Transcription dataset entries
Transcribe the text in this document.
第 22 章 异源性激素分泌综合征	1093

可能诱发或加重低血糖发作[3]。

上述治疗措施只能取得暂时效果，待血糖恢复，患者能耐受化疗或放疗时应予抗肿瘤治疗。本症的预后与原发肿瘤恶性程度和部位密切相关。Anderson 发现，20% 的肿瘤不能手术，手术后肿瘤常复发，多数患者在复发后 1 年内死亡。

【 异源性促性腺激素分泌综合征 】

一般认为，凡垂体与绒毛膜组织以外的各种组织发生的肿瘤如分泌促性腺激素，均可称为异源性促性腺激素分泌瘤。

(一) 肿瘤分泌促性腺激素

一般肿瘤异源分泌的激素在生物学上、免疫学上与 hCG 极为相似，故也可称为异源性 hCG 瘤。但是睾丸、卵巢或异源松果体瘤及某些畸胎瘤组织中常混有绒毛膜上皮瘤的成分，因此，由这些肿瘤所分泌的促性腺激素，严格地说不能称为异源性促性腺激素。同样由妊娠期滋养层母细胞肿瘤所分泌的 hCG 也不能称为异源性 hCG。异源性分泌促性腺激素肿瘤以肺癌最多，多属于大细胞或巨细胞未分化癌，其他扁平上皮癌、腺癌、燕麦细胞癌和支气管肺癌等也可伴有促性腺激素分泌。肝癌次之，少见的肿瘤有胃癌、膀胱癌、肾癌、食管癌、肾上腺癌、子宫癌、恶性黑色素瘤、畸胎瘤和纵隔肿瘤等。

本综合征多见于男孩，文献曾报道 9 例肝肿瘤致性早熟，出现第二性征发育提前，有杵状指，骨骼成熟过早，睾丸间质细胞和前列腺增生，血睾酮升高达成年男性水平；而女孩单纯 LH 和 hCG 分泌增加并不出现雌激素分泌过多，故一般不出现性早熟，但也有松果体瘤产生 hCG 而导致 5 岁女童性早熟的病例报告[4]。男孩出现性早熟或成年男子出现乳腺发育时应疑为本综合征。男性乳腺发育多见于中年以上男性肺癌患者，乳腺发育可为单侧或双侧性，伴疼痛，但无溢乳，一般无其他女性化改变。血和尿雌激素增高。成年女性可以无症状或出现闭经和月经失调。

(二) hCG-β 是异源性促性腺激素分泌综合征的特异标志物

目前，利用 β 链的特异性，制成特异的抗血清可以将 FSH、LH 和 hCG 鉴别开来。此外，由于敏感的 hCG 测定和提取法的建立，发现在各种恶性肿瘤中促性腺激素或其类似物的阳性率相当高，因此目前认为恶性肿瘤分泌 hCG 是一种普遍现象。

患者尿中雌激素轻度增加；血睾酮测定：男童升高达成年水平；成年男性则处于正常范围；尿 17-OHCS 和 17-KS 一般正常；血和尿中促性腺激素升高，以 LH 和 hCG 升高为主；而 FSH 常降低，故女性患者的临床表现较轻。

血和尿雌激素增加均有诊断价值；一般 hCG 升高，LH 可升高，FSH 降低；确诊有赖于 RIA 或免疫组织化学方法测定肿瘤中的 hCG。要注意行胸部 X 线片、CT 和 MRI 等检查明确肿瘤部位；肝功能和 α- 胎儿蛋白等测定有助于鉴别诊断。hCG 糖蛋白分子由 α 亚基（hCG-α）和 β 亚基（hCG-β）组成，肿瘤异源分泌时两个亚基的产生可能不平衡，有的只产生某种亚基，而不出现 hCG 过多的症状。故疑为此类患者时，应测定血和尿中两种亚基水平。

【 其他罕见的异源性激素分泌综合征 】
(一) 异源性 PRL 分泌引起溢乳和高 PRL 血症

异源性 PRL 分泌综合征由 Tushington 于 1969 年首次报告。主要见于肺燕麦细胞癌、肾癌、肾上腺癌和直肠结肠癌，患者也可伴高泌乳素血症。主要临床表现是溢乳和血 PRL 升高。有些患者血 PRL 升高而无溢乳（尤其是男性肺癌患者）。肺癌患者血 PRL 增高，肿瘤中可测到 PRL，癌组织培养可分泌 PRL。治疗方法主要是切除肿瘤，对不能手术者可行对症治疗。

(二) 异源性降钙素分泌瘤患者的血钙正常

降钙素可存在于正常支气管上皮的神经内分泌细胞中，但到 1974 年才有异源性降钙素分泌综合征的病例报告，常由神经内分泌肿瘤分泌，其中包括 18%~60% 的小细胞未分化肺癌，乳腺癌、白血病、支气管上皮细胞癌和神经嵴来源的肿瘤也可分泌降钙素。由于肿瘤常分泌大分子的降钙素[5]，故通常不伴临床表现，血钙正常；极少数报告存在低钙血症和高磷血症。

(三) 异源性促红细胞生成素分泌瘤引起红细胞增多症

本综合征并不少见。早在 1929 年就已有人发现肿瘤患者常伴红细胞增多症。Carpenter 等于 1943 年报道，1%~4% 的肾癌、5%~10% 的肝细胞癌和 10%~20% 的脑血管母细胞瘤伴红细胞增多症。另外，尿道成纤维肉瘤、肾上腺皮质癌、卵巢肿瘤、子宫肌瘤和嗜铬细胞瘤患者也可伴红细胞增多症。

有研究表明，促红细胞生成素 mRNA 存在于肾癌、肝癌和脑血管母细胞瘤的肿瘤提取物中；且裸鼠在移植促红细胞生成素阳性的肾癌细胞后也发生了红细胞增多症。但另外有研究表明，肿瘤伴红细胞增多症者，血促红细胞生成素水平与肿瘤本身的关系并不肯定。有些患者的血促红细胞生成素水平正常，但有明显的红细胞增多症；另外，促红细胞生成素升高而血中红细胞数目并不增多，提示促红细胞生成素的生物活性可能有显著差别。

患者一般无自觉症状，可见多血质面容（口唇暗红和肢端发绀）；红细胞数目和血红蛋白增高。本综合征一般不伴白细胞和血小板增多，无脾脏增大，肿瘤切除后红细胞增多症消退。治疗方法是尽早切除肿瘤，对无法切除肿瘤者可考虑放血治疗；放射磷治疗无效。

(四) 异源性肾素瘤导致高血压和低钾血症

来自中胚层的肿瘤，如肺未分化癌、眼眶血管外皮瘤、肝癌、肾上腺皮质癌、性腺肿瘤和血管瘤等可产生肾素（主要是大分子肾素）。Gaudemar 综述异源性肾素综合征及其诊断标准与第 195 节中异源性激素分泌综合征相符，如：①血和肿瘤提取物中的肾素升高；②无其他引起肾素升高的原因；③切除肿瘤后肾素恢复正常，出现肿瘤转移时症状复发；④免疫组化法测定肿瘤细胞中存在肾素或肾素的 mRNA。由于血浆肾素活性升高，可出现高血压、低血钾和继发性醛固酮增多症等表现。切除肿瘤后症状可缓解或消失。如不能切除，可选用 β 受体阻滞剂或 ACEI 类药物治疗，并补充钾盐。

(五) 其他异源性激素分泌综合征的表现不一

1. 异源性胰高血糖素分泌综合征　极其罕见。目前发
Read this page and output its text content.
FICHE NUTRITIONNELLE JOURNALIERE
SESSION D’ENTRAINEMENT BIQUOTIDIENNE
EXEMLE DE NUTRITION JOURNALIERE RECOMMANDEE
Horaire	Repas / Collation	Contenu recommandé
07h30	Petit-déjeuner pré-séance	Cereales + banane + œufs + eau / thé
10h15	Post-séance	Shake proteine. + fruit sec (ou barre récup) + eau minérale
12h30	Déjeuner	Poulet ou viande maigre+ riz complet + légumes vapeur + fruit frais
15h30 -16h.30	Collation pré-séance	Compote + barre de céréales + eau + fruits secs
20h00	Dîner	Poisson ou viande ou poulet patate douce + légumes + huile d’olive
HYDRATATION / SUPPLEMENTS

**What to produce**:
If a line above holds the string "Collation", return it as it stands.

**Solution for this exercise**:
Horaire	Repas / Collation	Contenu recommandé
15h30 -16h.30	Collation pré-séance	Compote + barre de céréales + eau + fruits secs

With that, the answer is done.